- [SET TASK]: Transcribe each record below word for word.

──────────

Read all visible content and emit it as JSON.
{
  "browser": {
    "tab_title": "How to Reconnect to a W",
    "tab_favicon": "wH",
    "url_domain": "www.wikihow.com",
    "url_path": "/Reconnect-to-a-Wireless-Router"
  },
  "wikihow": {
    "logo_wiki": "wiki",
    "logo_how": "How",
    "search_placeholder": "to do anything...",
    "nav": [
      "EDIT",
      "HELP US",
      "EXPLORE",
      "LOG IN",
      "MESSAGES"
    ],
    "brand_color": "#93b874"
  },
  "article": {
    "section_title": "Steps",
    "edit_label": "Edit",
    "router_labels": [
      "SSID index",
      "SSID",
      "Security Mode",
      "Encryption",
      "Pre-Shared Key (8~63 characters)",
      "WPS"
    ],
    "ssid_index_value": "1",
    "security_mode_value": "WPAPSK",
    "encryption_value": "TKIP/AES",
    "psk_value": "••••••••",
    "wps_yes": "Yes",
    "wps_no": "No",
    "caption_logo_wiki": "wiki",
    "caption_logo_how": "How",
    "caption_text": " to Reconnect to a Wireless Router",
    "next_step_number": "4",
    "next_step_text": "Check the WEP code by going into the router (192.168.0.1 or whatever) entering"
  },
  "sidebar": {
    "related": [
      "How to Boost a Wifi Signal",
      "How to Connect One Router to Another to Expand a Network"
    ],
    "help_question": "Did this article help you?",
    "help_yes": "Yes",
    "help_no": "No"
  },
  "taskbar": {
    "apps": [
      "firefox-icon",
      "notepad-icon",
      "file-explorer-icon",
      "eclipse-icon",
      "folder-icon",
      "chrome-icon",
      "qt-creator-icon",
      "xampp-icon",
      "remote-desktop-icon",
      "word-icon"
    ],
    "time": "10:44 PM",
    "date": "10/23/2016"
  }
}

──────────

- [THE RESULT]:
Read all visible content and emit it as JSON.
{
  "browser": {
    "tab_title": "How to Reconnect to a W",
    "tab_favicon": "wH",
    "url_domain": "www.wikihow.com",
    "url_path": "/Reconnect-to-a-Wireless-Router"
  },
  "wikihow": {
    "logo_wiki": "wiki",
    "logo_how": "How",
    "search_placeholder": "to do anything...",
    "nav": [
      "EDIT",
      "HELP US",
      "EXPLORE",
      "LOG IN",
      "MESSAGES"
    ],
    "brand_color": "#93b874"
  },
  "article": {
    "section_title": "Steps",
    "edit_label": "Edit",
    "router_labels": [
      "SSID index",
      "SSID",
      "Security Mode",
      "Encryption",
      "Pre-Shared Key (8~63 characters)",
      "WPS"
    ],
    "ssid_index_value": "1",
    "security_mode_value": "WPAPSK",
    "encryption_value": "TKIP/AES",
    "psk_value": "••••••••",
    "wps_yes": "Yes",
    "wps_no": "No",
    "caption_logo_wiki": "wiki",
    "caption_logo_how": "How",
    "caption_text": " to Reconnect to a Wireless Router",
    "next_step_number": "4",
    "next_step_text": "Check the WEP code by going into the router (192.168.0.1 or whatever) entering"
  },
  "sidebar": {
    "related": [
      "How to Boost a Wifi Signal",
      "How to Connect One Router to Another to Expand a Network"
    ],
    "help_question": "Did this article help you?",
    "help_yes": "Yes",
    "help_no": "No"
  },
  "taskbar": {
    "apps": [
      "firefox-icon",
      "notepad-icon",
      "file-explorer-icon",
      "eclipse-icon",
      "folder-icon",
      "chrome-icon",
      "qt-creator-icon",
      "xampp-icon",
      "remote-desktop-icon",
      "word-icon"
    ],
    "time": "10:44 PM",
    "date": "10/23/2016"
  }
}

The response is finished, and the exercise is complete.